# start of SOURCE TEXT

The dude in the first pic is probably thinking "heck if she was mah sister I'd hit that!":D
 
Hey for history we've been studying the Civil War, not necessarily the war itself but the culture and acts that were put in place.

This led to me thinking, is the North and South that much different culturally anymore? Anyone that has experienced both have any stories or anything?

I went and visited my sister recently in Pennsylvania. We are all from Texas. It was a huge difference. The food there was waaaayyyy different. Not only regionally but even things we have here. They just cooked things differently.

The culture was different as well. Even at something such as a baseball game, it was a whole different world. Here in Texas a little league game is pretty much life or death. We scream, celebrate, have banners etc... up there I swear the only people cheering were myself and my sisters family. People looked at us like we had lost it.

Heading into Washington, DC was something different entirely. One thing that stood out, and I'm sorry if it offends someone but all the Obama propaganda was ridiculous. Here we celebrate our state and America. There it seemed that the Obama symbol was the new American flag. It was quite disheartening.

It seems to me the difference I noticed was here in the south we have time to chill out, relax and enjoy ourselves. Up there it seems that people are running, running, running and don't really have too much time to interact, kick back and have a good rib. I will admit the oysters in Boston were off the chain though.

Just go to South Carolina or a few other states in the original South and then tell me there is no difference between the North and South. There are people in some of these areas who would secede in a heart beat.

P.S. I like SC, but facts are facts.

After that trip to Washington D.C., can't say I blame them. Did we not "secede" from the British when it got bad?

# end of SOURCE TEXT

→ TO DO:
[a] In the forum discussion about cultural differences between the North and South, which seafood did the poster from Texas single out for praise, and in what city?
[b] Carry on the forum discussion about cultural differences between the North and South, adding the next reply after its final post.

# start of SUPPLIED MATERIAL

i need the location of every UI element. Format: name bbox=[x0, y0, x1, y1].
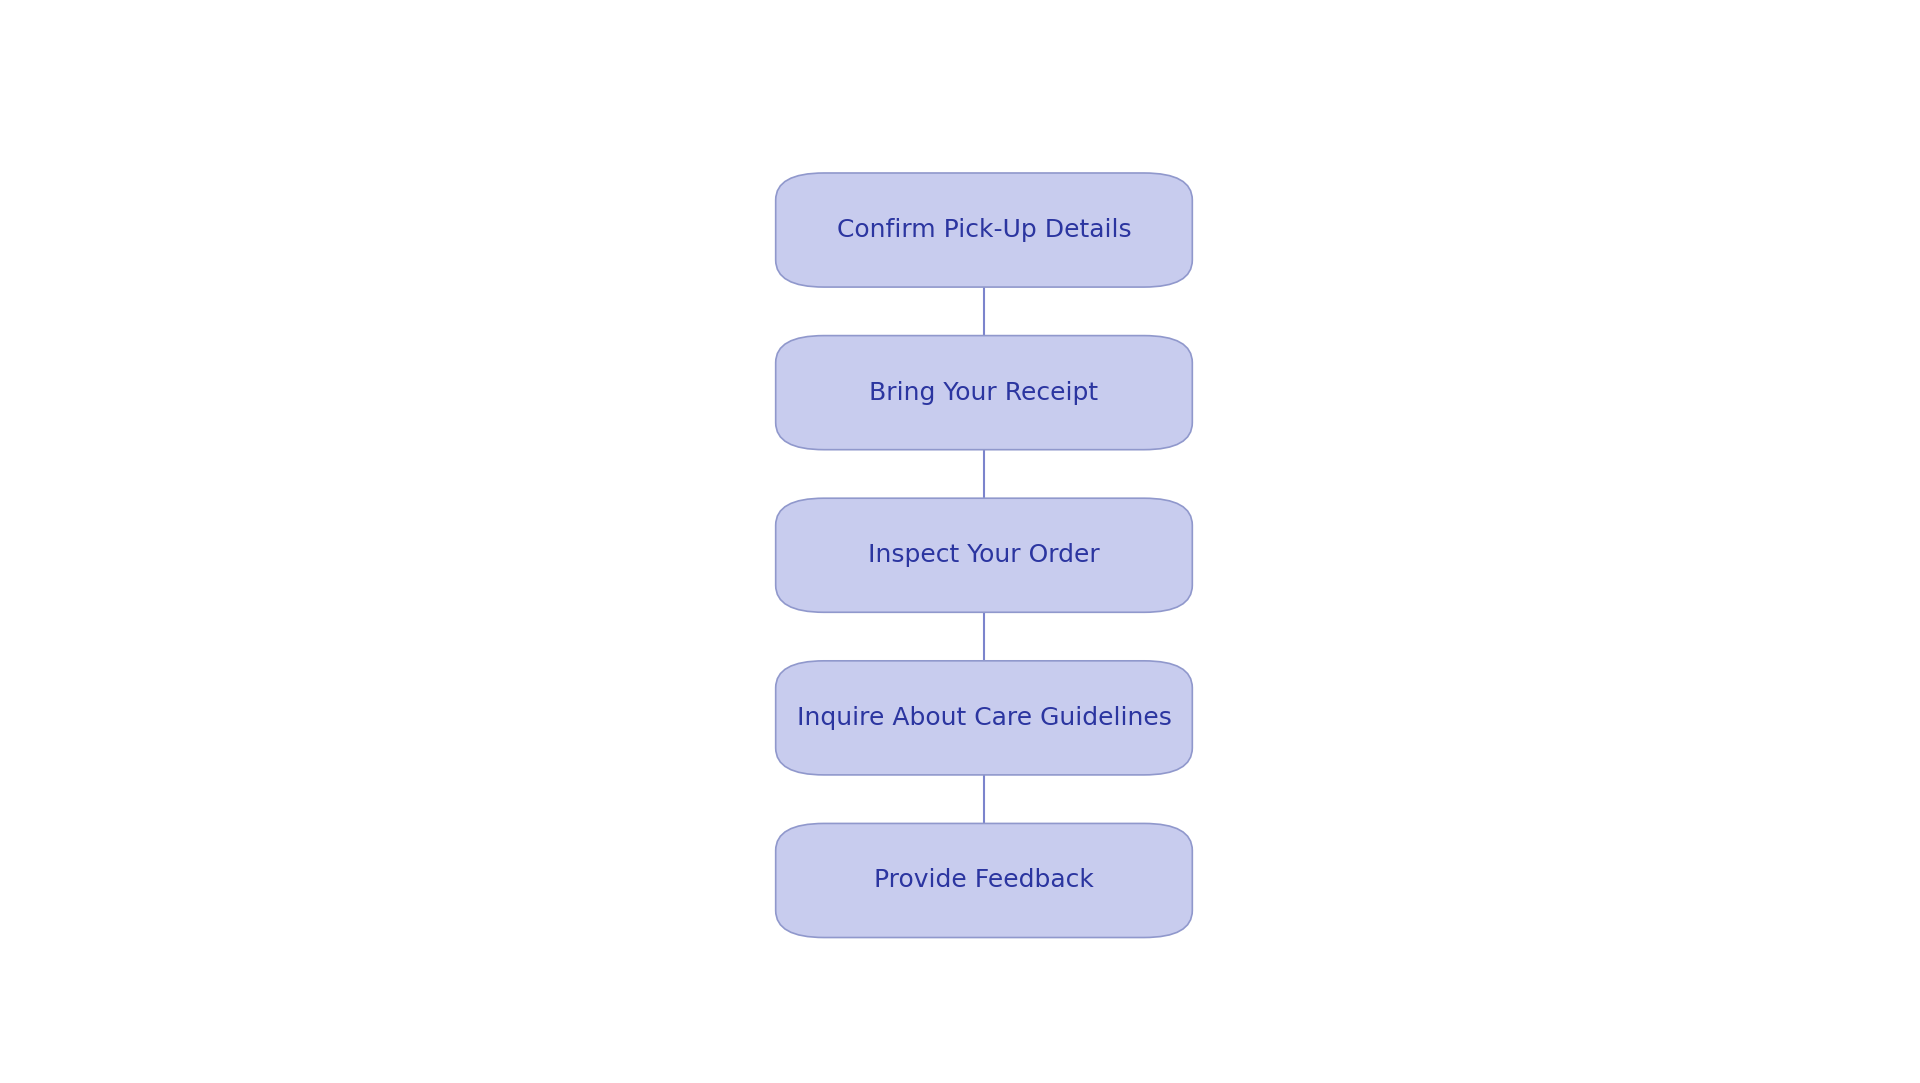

# end of SUPPLIED MATERIAL

→ THE ANSWERS:
[a] The oysters in Boston.

[b]
North FTW. The beer's cheaper, people are friendlier, and a typical house doesn't cost 30 times national average wage ;)

You have definitely got to be talking about somewhere else lol... It is def cheaper to live in the south and we pretty much brew our own beer down here.

It's the accent, ain't it?;) It's hard to sound cool with a Southern accent. I've met folks with an accent so thick, it's like they're speaking a foreign language.

Ah come on now, Paula Dean sounds pretty cool, right? (don't insult my Paula Dean)

My opinion . . . so-called southern charm is "fake" friendly. But some southerners are genuinely nice, just as are some northerners and westerners.

how do you have fake friendly? did people approach with fake smiles and try to sell cobbler or what?

What does slavery have to do with it?

That wasn't the difference between the north and south

Definitely not. But it unfortunately was part of it. One of the reasons the confederate flag draws up so much hate, even if it is a bit unwarranted. I mean for the Native Americans of our day the American Flag could bring up hate since we pretty much stole their land and tried to wipe them out, but that doesn't tell the whole story of what that flag represents.

The dialects are fascinating within our country I was raised mostly out west by a father who was a southerner he was raised in Kentucky and Tennesee, I am marrying a New Yorker-they call it soda around here she gets a little pissed every time I use the word Soda-pop LOL I have another friend who is from the east coast who says "potato wedges" I figure it's a New England thing when referring to what I know as Jo Jo's--He goes ******* when I call em that. :D

Here in Texas we call it a coke. "hey let's go get a coke". This could mean Dr. Pepper or Sprite. Just slang I suppose, although with so much integration it's lost to small regions.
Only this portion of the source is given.